* EXERCISE REQUIREMENTS: Could you copy out every one of the rows below, line for line, without changing a character?

[Element and coordinate rows]
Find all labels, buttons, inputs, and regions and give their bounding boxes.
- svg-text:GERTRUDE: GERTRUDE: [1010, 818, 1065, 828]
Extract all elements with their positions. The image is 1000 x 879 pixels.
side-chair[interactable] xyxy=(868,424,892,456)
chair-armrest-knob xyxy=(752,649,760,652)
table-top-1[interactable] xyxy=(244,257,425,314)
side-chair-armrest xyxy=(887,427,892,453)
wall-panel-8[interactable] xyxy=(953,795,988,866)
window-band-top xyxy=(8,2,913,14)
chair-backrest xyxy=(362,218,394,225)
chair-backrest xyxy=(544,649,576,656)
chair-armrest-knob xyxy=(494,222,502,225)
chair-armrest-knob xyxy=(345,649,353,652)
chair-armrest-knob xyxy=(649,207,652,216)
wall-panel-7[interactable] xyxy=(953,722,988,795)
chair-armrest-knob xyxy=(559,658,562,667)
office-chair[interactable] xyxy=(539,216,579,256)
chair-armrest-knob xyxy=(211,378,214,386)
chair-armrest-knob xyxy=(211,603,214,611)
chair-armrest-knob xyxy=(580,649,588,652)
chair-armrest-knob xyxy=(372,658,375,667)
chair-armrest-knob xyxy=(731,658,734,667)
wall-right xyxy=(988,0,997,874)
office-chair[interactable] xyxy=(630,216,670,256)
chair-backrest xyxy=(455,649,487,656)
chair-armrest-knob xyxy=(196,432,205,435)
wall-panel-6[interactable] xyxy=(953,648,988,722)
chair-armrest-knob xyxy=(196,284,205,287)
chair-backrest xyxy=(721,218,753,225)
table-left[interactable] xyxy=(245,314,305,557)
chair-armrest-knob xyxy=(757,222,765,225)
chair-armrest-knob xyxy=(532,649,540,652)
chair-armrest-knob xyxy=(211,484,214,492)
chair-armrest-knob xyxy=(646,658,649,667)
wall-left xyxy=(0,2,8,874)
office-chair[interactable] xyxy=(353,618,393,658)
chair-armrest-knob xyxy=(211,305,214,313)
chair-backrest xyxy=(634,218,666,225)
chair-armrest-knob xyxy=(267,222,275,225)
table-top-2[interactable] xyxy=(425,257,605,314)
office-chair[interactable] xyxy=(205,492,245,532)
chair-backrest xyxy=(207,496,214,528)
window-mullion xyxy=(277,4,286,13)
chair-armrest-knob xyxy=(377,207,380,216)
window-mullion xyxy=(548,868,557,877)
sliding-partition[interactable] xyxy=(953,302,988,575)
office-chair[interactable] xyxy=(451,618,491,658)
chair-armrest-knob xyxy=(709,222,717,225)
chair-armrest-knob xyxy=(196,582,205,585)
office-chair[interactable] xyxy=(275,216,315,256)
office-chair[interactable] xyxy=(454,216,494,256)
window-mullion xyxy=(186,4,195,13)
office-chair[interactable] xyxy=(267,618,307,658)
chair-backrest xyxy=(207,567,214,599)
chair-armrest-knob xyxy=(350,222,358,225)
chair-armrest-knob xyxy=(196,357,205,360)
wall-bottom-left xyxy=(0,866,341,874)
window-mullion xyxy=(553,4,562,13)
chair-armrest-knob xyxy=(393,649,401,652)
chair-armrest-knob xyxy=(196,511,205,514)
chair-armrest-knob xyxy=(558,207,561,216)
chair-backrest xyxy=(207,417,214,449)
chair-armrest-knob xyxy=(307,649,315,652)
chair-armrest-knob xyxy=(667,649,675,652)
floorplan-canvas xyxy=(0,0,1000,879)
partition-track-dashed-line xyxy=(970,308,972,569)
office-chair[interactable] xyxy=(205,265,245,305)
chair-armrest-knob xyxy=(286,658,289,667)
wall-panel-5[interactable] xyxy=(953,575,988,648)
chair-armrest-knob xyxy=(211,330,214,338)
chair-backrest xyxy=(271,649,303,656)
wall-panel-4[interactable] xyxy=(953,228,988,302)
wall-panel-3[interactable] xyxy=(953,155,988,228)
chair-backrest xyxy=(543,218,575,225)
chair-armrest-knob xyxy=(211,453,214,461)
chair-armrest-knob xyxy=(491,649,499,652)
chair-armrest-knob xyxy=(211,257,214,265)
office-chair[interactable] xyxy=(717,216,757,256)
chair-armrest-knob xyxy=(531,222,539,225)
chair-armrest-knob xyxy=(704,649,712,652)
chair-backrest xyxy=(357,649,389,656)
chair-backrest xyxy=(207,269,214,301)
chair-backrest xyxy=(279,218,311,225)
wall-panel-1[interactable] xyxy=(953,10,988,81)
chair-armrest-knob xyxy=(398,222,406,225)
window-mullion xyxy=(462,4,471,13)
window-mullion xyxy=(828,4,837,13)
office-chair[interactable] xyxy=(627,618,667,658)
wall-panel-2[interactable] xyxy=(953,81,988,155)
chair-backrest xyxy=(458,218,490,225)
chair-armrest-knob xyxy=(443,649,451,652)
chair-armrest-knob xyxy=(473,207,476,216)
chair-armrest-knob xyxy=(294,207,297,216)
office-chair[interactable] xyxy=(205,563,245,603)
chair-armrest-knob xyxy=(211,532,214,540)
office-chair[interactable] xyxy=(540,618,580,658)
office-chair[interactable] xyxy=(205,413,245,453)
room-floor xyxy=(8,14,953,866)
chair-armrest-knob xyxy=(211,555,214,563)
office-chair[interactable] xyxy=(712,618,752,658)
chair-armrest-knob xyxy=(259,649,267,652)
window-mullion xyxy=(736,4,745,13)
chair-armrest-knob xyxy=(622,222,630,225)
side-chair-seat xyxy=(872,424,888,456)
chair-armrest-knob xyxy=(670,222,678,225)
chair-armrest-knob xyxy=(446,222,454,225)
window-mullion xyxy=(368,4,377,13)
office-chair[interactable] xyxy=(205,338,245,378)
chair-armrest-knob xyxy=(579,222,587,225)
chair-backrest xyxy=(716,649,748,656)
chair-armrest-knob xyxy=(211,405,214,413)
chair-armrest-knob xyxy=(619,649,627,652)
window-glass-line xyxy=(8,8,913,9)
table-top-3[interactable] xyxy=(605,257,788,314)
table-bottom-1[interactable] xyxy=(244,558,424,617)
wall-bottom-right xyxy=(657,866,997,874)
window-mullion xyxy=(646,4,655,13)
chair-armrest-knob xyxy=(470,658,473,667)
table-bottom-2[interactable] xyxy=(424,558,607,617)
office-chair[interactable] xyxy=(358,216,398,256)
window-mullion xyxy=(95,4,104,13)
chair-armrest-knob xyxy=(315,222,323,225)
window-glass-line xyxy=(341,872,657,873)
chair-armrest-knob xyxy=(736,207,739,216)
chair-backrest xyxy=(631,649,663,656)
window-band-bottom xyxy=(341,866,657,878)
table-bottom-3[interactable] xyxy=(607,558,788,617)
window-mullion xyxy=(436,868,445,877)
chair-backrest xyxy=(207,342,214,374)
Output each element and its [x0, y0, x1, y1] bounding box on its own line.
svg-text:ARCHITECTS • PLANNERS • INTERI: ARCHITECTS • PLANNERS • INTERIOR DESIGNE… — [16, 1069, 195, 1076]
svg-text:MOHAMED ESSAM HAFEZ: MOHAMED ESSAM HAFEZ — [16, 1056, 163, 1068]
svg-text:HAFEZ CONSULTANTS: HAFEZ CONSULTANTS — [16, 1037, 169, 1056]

* CORRECT OUTPUT:
Find all labels, buttons, inputs, and regions and give their bounding boxes.
- svg-text:GERTRUDE: GERTRUDE: [1010, 818, 1065, 828]
Extract all elements with their positions. The image is 1000 x 879 pixels.
side-chair[interactable] xyxy=(868,424,892,456)
chair-armrest-knob xyxy=(752,649,760,652)
table-top-1[interactable] xyxy=(244,257,425,314)
side-chair-armrest xyxy=(887,427,892,453)
wall-panel-8[interactable] xyxy=(953,795,988,866)
window-band-top xyxy=(8,2,913,14)
chair-backrest xyxy=(362,218,394,225)
chair-backrest xyxy=(544,649,576,656)
chair-armrest-knob xyxy=(494,222,502,225)
chair-armrest-knob xyxy=(345,649,353,652)
chair-armrest-knob xyxy=(649,207,652,216)
wall-panel-7[interactable] xyxy=(953,722,988,795)
chair-armrest-knob xyxy=(559,658,562,667)
office-chair[interactable] xyxy=(539,216,579,256)
chair-armrest-knob xyxy=(211,378,214,386)
chair-armrest-knob xyxy=(211,603,214,611)
chair-armrest-knob xyxy=(580,649,588,652)
chair-armrest-knob xyxy=(372,658,375,667)
chair-armrest-knob xyxy=(731,658,734,667)
wall-right xyxy=(988,0,997,874)
office-chair[interactable] xyxy=(630,216,670,256)
chair-backrest xyxy=(455,649,487,656)
chair-armrest-knob xyxy=(196,432,205,435)
wall-panel-6[interactable] xyxy=(953,648,988,722)
chair-armrest-knob xyxy=(196,284,205,287)
chair-backrest xyxy=(721,218,753,225)
table-left[interactable] xyxy=(245,314,305,557)
chair-armrest-knob xyxy=(757,222,765,225)
chair-armrest-knob xyxy=(532,649,540,652)
chair-armrest-knob xyxy=(211,484,214,492)
chair-armrest-knob xyxy=(646,658,649,667)
wall-left xyxy=(0,2,8,874)
office-chair[interactable] xyxy=(353,618,393,658)
chair-armrest-knob xyxy=(211,305,214,313)
chair-backrest xyxy=(634,218,666,225)
chair-armrest-knob xyxy=(267,222,275,225)
table-top-2[interactable] xyxy=(425,257,605,314)
office-chair[interactable] xyxy=(205,492,245,532)
chair-backrest xyxy=(207,496,214,528)
window-mullion xyxy=(277,4,286,13)
chair-armrest-knob xyxy=(377,207,380,216)
window-mullion xyxy=(548,868,557,877)
sliding-partition[interactable] xyxy=(953,302,988,575)
office-chair[interactable] xyxy=(451,618,491,658)
chair-armrest-knob xyxy=(709,222,717,225)
chair-armrest-knob xyxy=(196,582,205,585)
office-chair[interactable] xyxy=(275,216,315,256)
office-chair[interactable] xyxy=(454,216,494,256)
window-mullion xyxy=(186,4,195,13)
office-chair[interactable] xyxy=(267,618,307,658)
chair-backrest xyxy=(207,567,214,599)
chair-armrest-knob xyxy=(350,222,358,225)
chair-armrest-knob xyxy=(196,357,205,360)
wall-bottom-left xyxy=(0,866,341,874)
window-mullion xyxy=(553,4,562,13)
chair-armrest-knob xyxy=(393,649,401,652)
chair-armrest-knob xyxy=(196,511,205,514)
chair-armrest-knob xyxy=(558,207,561,216)
chair-backrest xyxy=(207,417,214,449)
chair-armrest-knob xyxy=(307,649,315,652)
chair-armrest-knob xyxy=(667,649,675,652)
floorplan-canvas xyxy=(0,0,1000,879)
partition-track-dashed-line xyxy=(970,308,972,569)
office-chair[interactable] xyxy=(205,265,245,305)
chair-armrest-knob xyxy=(286,658,289,667)
wall-panel-5[interactable] xyxy=(953,575,988,648)
chair-armrest-knob xyxy=(211,330,214,338)
chair-backrest xyxy=(271,649,303,656)
wall-panel-4[interactable] xyxy=(953,228,988,302)
wall-panel-3[interactable] xyxy=(953,155,988,228)
chair-backrest xyxy=(543,218,575,225)
chair-armrest-knob xyxy=(211,453,214,461)
chair-armrest-knob xyxy=(491,649,499,652)
chair-armrest-knob xyxy=(211,257,214,265)
office-chair[interactable] xyxy=(717,216,757,256)
chair-armrest-knob xyxy=(531,222,539,225)
chair-armrest-knob xyxy=(704,649,712,652)
chair-backrest xyxy=(357,649,389,656)
chair-backrest xyxy=(207,269,214,301)
chair-backrest xyxy=(279,218,311,225)
wall-panel-1[interactable] xyxy=(953,10,988,81)
chair-armrest-knob xyxy=(398,222,406,225)
window-mullion xyxy=(462,4,471,13)
window-mullion xyxy=(828,4,837,13)
office-chair[interactable] xyxy=(627,618,667,658)
wall-panel-2[interactable] xyxy=(953,81,988,155)
chair-backrest xyxy=(458,218,490,225)
chair-armrest-knob xyxy=(443,649,451,652)
chair-armrest-knob xyxy=(473,207,476,216)
chair-armrest-knob xyxy=(294,207,297,216)
office-chair[interactable] xyxy=(205,563,245,603)
chair-armrest-knob xyxy=(211,532,214,540)
office-chair[interactable] xyxy=(540,618,580,658)
office-chair[interactable] xyxy=(205,413,245,453)
room-floor xyxy=(8,14,953,866)
chair-armrest-knob xyxy=(211,555,214,563)
office-chair[interactable] xyxy=(712,618,752,658)
chair-armrest-knob xyxy=(259,649,267,652)
window-mullion xyxy=(736,4,745,13)
chair-armrest-knob xyxy=(622,222,630,225)
side-chair-seat xyxy=(872,424,888,456)
chair-armrest-knob xyxy=(670,222,678,225)
chair-armrest-knob xyxy=(446,222,454,225)
window-mullion xyxy=(368,4,377,13)
office-chair[interactable] xyxy=(205,338,245,378)
chair-armrest-knob xyxy=(579,222,587,225)
chair-backrest xyxy=(716,649,748,656)
chair-armrest-knob xyxy=(211,405,214,413)
chair-armrest-knob xyxy=(619,649,627,652)
window-glass-line xyxy=(8,8,913,9)
table-top-3[interactable] xyxy=(605,257,788,314)
table-bottom-1[interactable] xyxy=(244,558,424,617)
wall-bottom-right xyxy=(657,866,997,874)
window-mullion xyxy=(646,4,655,13)
chair-armrest-knob xyxy=(470,658,473,667)
table-bottom-2[interactable] xyxy=(424,558,607,617)
office-chair[interactable] xyxy=(358,216,398,256)
window-mullion xyxy=(95,4,104,13)
chair-armrest-knob xyxy=(315,222,323,225)
window-glass-line xyxy=(341,872,657,873)
chair-armrest-knob xyxy=(736,207,739,216)
chair-backrest xyxy=(631,649,663,656)
window-band-bottom xyxy=(341,866,657,878)
table-bottom-3[interactable] xyxy=(607,558,788,617)
window-mullion xyxy=(436,868,445,877)
chair-backrest xyxy=(207,342,214,374)
Output each element and its [x0, y0, x1, y1] bounding box on its own line.
svg-text:ARCHITECTS • PLANNERS • INTERI: ARCHITECTS • PLANNERS • INTERIOR DESIGNE… — [16, 1069, 195, 1076]
svg-text:MOHAMED ESSAM HAFEZ: MOHAMED ESSAM HAFEZ — [16, 1056, 163, 1068]
svg-text:HAFEZ CONSULTANTS: HAFEZ CONSULTANTS — [16, 1037, 169, 1056]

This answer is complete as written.